[Working data]
◆ ◆ ◆
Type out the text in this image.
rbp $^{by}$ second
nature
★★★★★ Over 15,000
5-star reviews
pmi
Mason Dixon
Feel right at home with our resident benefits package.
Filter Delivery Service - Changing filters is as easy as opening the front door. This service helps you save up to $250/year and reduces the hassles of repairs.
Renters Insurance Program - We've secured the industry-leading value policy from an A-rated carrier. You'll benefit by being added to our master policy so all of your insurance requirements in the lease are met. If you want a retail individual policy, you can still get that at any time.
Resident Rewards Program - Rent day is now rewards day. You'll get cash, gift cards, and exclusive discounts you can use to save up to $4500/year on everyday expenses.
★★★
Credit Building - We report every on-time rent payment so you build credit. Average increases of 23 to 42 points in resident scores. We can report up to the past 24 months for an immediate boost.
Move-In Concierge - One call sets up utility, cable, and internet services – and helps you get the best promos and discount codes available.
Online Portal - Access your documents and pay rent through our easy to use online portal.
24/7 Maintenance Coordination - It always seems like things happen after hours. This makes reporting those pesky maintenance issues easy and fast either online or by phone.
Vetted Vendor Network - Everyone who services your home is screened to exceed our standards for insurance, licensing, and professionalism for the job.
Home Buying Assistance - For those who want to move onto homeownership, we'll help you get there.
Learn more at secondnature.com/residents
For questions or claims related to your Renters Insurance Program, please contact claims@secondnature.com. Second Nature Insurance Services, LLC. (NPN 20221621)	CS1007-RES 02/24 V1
◆ ◆ ◆
[Task to complete] Copy the entries above exactly, leaving none out.

[Expected output]
Type out the text in this image.
rbp $^{by}$ second
nature
★★★★★ Over 15,000
5-star reviews
pmi
Mason Dixon
Feel right at home with our resident benefits package.
Filter Delivery Service - Changing filters is as easy as opening the front door. This service helps you save up to $250/year and reduces the hassles of repairs.
Renters Insurance Program - We've secured the industry-leading value policy from an A-rated carrier. You'll benefit by being added to our master policy so all of your insurance requirements in the lease are met. If you want a retail individual policy, you can still get that at any time.
Resident Rewards Program - Rent day is now rewards day. You'll get cash, gift cards, and exclusive discounts you can use to save up to $4500/year on everyday expenses.
★★★
Credit Building - We report every on-time rent payment so you build credit. Average increases of 23 to 42 points in resident scores. We can report up to the past 24 months for an immediate boost.
Move-In Concierge - One call sets up utility, cable, and internet services – and helps you get the best promos and discount codes available.
Online Portal - Access your documents and pay rent through our easy to use online portal.
24/7 Maintenance Coordination - It always seems like things happen after hours. This makes reporting those pesky maintenance issues easy and fast either online or by phone.
Vetted Vendor Network - Everyone who services your home is screened to exceed our standards for insurance, licensing, and professionalism for the job.
Home Buying Assistance - For those who want to move onto homeownership, we'll help you get there.
Learn more at secondnature.com/residents
For questions or claims related to your Renters Insurance Program, please contact claims@secondnature.com. Second Nature Insurance Services, LLC. (NPN 20221621)	CS1007-RES 02/24 V1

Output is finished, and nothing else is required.